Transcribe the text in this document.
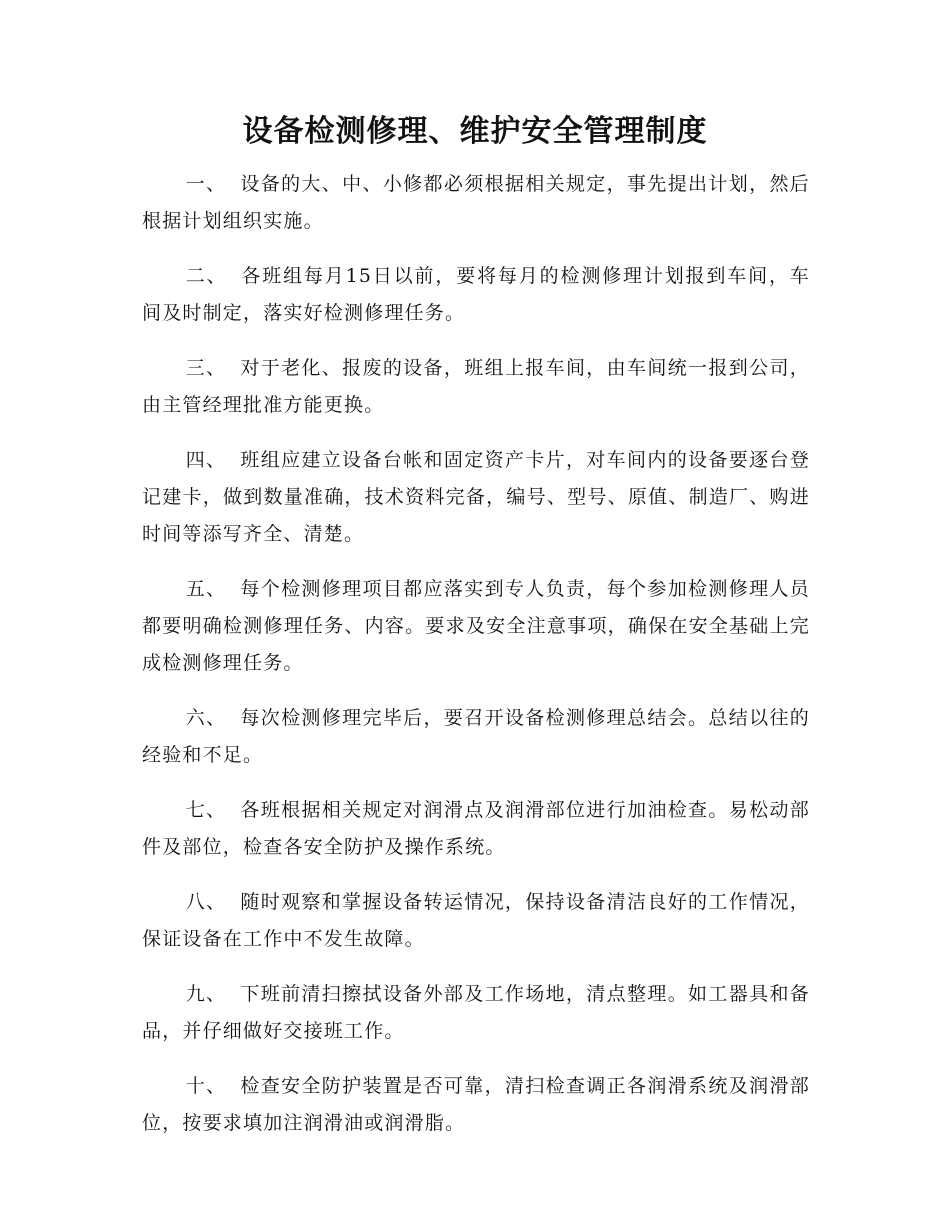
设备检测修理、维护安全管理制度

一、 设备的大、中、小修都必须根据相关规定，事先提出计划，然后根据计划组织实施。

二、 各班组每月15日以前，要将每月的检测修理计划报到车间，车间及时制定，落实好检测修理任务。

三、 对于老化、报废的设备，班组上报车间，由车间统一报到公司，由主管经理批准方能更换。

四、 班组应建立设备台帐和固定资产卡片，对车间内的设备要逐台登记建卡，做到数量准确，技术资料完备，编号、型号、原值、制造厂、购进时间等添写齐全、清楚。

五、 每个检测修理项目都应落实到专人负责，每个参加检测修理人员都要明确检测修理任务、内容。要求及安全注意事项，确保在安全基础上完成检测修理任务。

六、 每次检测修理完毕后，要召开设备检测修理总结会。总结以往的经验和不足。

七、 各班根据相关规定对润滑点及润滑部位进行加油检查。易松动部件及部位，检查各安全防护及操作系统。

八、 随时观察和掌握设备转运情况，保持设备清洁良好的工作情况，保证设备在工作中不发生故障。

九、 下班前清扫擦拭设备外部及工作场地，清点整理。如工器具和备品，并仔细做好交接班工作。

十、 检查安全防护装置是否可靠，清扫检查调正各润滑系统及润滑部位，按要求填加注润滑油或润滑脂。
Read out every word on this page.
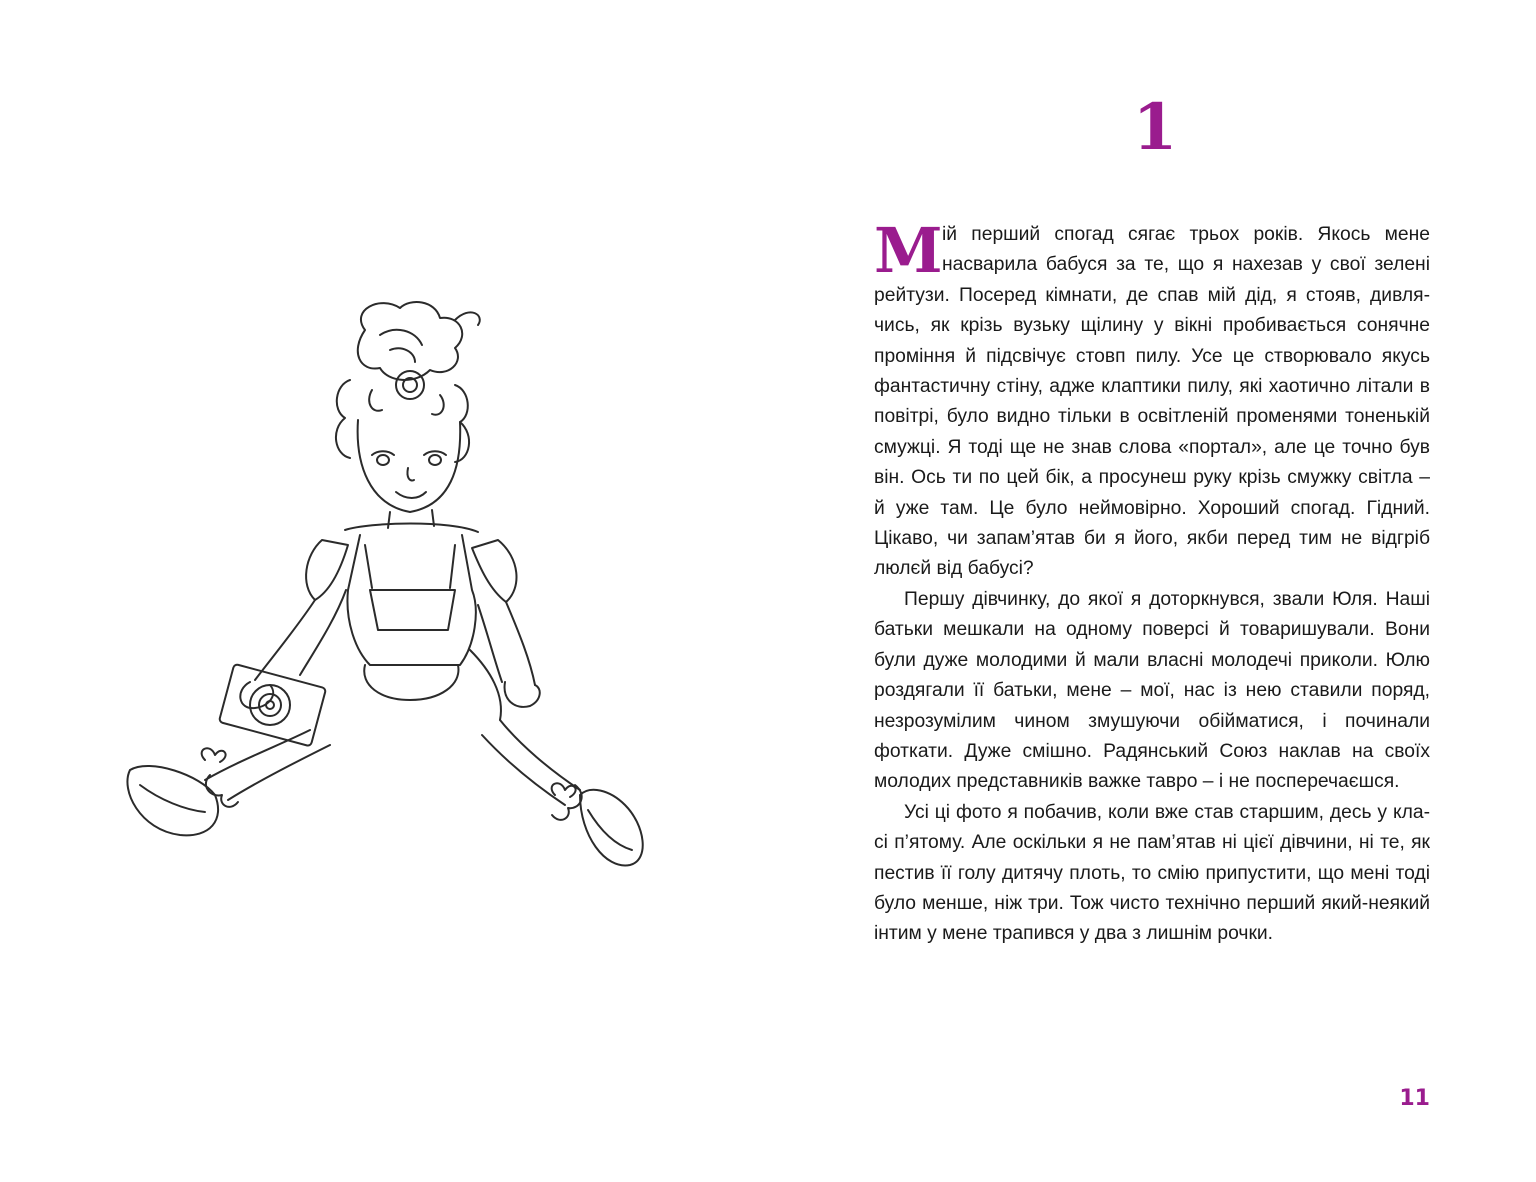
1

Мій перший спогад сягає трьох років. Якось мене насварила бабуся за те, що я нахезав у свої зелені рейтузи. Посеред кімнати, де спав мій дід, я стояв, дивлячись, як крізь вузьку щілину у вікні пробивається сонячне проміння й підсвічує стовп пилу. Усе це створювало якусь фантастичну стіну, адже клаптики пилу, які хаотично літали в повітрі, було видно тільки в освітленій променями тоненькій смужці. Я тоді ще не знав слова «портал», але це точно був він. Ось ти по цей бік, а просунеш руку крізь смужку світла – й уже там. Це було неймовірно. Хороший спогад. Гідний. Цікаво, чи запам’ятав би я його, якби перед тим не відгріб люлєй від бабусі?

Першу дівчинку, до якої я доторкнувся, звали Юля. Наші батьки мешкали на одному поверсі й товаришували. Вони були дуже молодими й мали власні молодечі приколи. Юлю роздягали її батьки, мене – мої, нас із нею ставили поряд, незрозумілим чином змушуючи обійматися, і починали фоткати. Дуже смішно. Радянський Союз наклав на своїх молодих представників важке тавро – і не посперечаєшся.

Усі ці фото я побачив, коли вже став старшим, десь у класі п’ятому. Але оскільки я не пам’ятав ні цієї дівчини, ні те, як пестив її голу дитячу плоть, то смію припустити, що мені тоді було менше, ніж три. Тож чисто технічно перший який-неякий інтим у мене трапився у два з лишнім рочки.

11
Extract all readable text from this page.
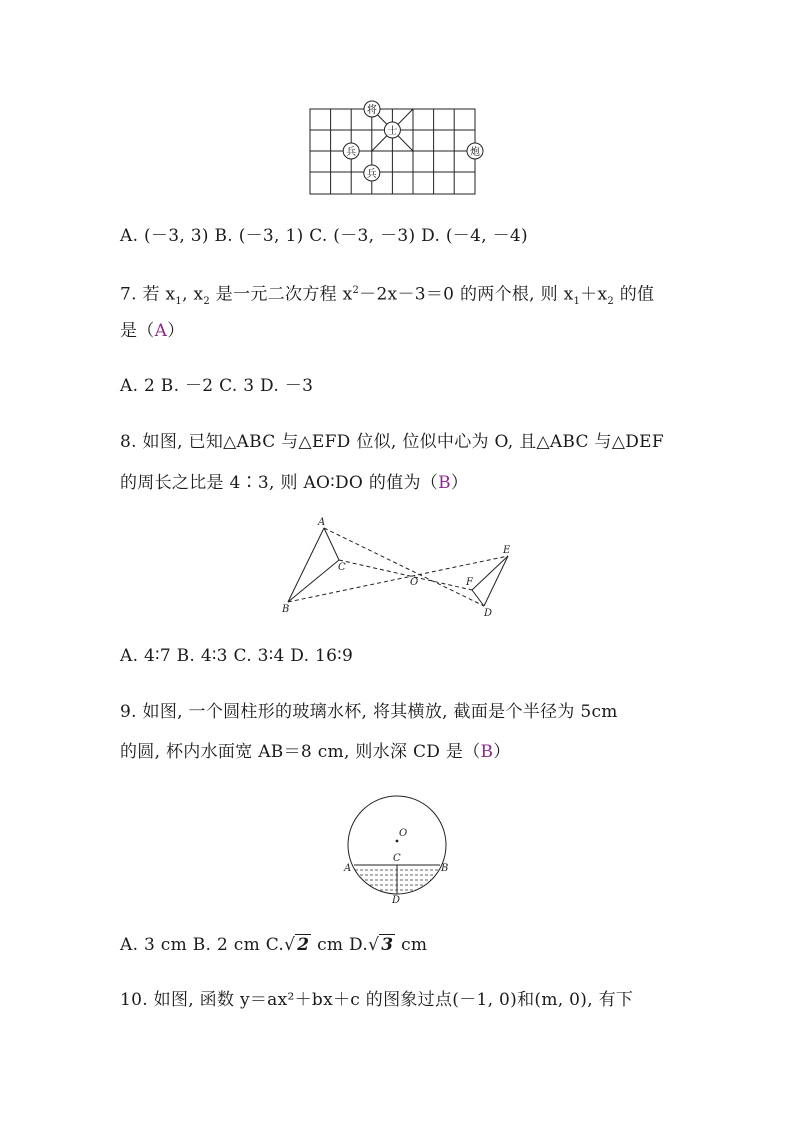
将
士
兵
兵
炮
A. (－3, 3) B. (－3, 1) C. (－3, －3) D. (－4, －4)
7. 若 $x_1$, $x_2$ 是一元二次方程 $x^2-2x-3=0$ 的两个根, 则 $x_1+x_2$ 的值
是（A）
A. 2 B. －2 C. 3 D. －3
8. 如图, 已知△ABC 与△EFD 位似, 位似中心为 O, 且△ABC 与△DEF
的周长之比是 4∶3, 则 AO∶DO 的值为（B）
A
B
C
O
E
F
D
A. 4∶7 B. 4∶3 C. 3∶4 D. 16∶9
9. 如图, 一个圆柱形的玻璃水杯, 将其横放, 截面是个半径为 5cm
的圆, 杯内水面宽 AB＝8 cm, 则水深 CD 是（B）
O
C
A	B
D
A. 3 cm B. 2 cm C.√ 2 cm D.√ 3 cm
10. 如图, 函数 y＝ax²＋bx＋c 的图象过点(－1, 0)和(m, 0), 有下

============================================================

● **DIRECTIVE**: Make an exact copy of all the material, but keep the pictures out of it.

● **RESPONSE**:
Transcribe the text in this document.
设备检测修理、维护安全管理制度

一、 设备的大、中、小修都必须根据相关规定，事先提出计划，然后根据计划组织实施。

二、 各班组每月15日以前，要将每月的检测修理计划报到车间，车间及时制定，落实好检测修理任务。

三、 对于老化、报废的设备，班组上报车间，由车间统一报到公司，由主管经理批准方能更换。

四、 班组应建立设备台帐和固定资产卡片，对车间内的设备要逐台登记建卡，做到数量准确，技术资料完备，编号、型号、原值、制造厂、购进时间等添写齐全、清楚。

五、 每个检测修理项目都应落实到专人负责，每个参加检测修理人员都要明确检测修理任务、内容。要求及安全注意事项，确保在安全基础上完成检测修理任务。

六、 每次检测修理完毕后，要召开设备检测修理总结会。总结以往的经验和不足。

七、 各班根据相关规定对润滑点及润滑部位进行加油检查。易松动部件及部位，检查各安全防护及操作系统。

八、 随时观察和掌握设备转运情况，保持设备清洁良好的工作情况，保证设备在工作中不发生故障。

九、 下班前清扫擦拭设备外部及工作场地，清点整理。如工器具和备品，并仔细做好交接班工作。

十、 检查安全防护装置是否可靠，清扫检查调正各润滑系统及润滑部位，按要求填加注润滑油或润滑脂。
Read out every word on this page.
1

Мій перший спогад сягає трьох років. Якось мене насварила бабуся за те, що я нахезав у свої зелені рейтузи. Посеред кімнати, де спав мій дід, я стояв, дивлячись, як крізь вузьку щілину у вікні пробивається сонячне проміння й підсвічує стовп пилу. Усе це створювало якусь фантастичну стіну, адже клаптики пилу, які хаотично літали в повітрі, було видно тільки в освітленій променями тоненькій смужці. Я тоді ще не знав слова «портал», але це точно був він. Ось ти по цей бік, а просунеш руку крізь смужку світла – й уже там. Це було неймовірно. Хороший спогад. Гідний. Цікаво, чи запам’ятав би я його, якби перед тим не відгріб люлєй від бабусі?

Першу дівчинку, до якої я доторкнувся, звали Юля. Наші батьки мешкали на одному поверсі й товаришували. Вони були дуже молодими й мали власні молодечі приколи. Юлю роздягали її батьки, мене – мої, нас із нею ставили поряд, незрозумілим чином змушуючи обійматися, і починали фоткати. Дуже смішно. Радянський Союз наклав на своїх молодих представників важке тавро – і не посперечаєшся.

Усі ці фото я побачив, коли вже став старшим, десь у класі п’ятому. Але оскільки я не пам’ятав ні цієї дівчини, ні те, як пестив її голу дитячу плоть, то смію припустити, що мені тоді було менше, ніж три. Тож чисто технічно перший який-неякий інтим у мене трапився у два з лишнім рочки.

11
Extract all readable text from this page.
将
士
兵
兵
炮
A. (－3, 3) B. (－3, 1) C. (－3, －3) D. (－4, －4)
7. 若 $x_1$, $x_2$ 是一元二次方程 $x^2-2x-3=0$ 的两个根, 则 $x_1+x_2$ 的值
是（A）
A. 2 B. －2 C. 3 D. －3
8. 如图, 已知△ABC 与△EFD 位似, 位似中心为 O, 且△ABC 与△DEF
的周长之比是 4∶3, 则 AO∶DO 的值为（B）
A
B
C
O
E
F
D
A. 4∶7 B. 4∶3 C. 3∶4 D. 16∶9
9. 如图, 一个圆柱形的玻璃水杯, 将其横放, 截面是个半径为 5cm
的圆, 杯内水面宽 AB＝8 cm, 则水深 CD 是（B）
O
C
A	B
D
A. 3 cm B. 2 cm C.√ 2 cm D.√ 3 cm
10. 如图, 函数 y＝ax²＋bx＋c 的图象过点(－1, 0)和(m, 0), 有下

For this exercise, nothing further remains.